■ What the task requires ■
Scan the entries below for the word "stehen". Copy each line that has it.

■ Items ■
• • • • •
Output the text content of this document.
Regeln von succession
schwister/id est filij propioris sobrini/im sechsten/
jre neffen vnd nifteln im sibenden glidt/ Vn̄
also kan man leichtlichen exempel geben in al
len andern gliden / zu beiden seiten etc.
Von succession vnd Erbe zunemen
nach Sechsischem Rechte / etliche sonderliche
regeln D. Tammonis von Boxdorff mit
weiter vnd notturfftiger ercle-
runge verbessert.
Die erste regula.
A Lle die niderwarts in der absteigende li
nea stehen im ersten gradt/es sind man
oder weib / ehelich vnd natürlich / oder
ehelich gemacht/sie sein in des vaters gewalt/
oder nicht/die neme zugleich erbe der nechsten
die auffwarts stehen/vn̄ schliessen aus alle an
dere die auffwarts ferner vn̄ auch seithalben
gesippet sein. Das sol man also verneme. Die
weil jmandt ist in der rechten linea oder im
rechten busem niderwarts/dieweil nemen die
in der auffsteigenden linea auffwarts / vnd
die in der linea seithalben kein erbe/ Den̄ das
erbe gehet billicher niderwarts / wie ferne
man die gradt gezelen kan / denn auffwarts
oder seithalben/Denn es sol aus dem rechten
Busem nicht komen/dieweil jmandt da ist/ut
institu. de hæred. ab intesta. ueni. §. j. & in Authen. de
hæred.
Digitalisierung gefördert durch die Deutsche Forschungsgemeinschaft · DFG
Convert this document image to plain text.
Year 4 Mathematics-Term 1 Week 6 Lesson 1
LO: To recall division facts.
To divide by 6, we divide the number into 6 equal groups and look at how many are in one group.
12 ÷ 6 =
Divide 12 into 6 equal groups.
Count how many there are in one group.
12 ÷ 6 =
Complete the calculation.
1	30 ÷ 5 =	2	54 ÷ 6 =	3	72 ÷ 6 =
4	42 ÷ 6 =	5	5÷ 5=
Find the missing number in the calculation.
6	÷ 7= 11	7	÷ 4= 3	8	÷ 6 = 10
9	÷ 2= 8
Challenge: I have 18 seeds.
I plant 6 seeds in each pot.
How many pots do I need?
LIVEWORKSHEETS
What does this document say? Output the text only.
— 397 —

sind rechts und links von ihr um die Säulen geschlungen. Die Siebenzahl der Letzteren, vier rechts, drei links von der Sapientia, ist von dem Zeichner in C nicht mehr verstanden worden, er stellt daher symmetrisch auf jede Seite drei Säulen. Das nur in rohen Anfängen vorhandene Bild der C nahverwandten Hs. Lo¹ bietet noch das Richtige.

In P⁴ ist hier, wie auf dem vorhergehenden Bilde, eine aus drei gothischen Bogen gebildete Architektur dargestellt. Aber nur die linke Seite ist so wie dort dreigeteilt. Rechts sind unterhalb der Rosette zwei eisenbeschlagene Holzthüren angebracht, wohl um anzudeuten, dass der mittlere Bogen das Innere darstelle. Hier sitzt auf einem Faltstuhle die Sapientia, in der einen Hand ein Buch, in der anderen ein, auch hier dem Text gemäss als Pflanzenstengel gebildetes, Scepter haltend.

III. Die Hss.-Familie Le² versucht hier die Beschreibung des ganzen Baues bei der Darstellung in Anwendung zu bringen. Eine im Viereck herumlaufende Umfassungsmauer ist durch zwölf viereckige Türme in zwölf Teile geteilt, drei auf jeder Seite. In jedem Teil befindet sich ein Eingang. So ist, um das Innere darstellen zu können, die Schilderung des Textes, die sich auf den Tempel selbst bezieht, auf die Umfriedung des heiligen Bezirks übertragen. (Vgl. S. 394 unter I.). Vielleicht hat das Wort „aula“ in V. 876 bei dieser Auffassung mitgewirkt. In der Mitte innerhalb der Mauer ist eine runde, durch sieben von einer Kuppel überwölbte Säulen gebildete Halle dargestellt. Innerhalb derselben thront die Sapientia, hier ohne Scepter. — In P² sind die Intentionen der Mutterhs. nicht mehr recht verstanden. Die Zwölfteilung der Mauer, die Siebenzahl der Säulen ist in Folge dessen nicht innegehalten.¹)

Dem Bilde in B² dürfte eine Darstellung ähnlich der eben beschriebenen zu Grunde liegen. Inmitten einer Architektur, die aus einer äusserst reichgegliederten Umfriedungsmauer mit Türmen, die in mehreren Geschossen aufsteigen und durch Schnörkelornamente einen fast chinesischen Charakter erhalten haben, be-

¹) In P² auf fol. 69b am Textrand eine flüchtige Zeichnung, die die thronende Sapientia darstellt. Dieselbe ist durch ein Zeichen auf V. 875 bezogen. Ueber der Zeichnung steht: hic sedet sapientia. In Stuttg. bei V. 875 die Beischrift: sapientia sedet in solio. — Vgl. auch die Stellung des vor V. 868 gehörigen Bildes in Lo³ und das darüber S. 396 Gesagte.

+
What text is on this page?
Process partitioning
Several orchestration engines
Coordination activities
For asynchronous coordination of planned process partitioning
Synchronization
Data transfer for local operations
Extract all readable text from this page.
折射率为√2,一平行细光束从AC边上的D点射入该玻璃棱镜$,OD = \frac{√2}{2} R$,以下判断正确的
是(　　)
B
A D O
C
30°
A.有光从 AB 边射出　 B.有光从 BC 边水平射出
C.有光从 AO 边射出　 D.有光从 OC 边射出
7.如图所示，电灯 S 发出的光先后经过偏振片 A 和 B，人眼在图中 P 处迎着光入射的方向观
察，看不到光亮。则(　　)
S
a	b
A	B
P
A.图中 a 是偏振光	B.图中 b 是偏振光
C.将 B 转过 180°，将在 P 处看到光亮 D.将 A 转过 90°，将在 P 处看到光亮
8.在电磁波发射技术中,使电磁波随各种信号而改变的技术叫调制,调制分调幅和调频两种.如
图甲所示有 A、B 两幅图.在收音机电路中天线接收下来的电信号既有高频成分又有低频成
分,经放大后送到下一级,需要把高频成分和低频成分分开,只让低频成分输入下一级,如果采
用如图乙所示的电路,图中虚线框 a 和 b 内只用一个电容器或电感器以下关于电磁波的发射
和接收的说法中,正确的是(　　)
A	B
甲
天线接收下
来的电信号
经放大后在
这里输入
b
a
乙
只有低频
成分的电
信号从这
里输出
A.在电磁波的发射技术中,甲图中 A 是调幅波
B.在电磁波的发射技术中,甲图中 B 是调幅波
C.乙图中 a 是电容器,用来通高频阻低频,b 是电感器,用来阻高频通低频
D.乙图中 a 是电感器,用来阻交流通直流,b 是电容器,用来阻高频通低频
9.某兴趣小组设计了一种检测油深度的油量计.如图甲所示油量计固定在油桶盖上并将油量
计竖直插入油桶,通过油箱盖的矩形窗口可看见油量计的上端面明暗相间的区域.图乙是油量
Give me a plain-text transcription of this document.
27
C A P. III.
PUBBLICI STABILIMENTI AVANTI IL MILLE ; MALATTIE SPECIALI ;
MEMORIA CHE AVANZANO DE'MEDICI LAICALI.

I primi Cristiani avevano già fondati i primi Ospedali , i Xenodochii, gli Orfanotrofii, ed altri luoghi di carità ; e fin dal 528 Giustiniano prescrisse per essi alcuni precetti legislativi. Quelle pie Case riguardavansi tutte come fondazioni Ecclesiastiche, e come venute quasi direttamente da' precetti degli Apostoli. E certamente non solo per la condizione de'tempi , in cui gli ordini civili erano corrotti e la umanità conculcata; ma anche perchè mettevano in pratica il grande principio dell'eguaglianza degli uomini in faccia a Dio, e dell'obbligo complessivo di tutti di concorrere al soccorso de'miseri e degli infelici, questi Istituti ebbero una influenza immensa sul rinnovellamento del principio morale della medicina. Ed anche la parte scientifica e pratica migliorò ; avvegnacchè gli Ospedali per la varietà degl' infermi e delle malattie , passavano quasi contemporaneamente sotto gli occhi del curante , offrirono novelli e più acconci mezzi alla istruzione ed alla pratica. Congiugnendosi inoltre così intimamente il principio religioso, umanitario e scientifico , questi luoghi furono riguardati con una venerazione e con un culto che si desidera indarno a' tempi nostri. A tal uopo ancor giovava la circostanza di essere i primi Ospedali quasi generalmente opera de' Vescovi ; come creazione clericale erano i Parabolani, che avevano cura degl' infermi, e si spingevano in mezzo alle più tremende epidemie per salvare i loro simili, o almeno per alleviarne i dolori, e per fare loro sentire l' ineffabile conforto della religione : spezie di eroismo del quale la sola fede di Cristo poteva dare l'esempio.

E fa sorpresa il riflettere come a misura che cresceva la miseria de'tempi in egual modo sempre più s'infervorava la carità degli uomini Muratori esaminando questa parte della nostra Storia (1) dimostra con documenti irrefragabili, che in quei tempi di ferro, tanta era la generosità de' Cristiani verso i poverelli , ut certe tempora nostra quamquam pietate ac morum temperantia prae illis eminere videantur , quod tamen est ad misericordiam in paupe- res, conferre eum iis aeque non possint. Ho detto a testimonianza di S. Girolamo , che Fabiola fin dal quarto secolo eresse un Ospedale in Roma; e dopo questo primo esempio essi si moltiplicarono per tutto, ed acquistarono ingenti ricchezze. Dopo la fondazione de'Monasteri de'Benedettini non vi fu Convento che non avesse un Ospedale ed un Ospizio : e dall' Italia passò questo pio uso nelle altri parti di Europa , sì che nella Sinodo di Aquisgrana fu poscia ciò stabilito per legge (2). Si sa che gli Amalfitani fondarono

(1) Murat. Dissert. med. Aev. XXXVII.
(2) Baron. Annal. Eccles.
• • • • •
■ Task response ■
nea stehen im ersten gradt/es sind man
die auffwarts stehen/vn̄ schliessen aus alle an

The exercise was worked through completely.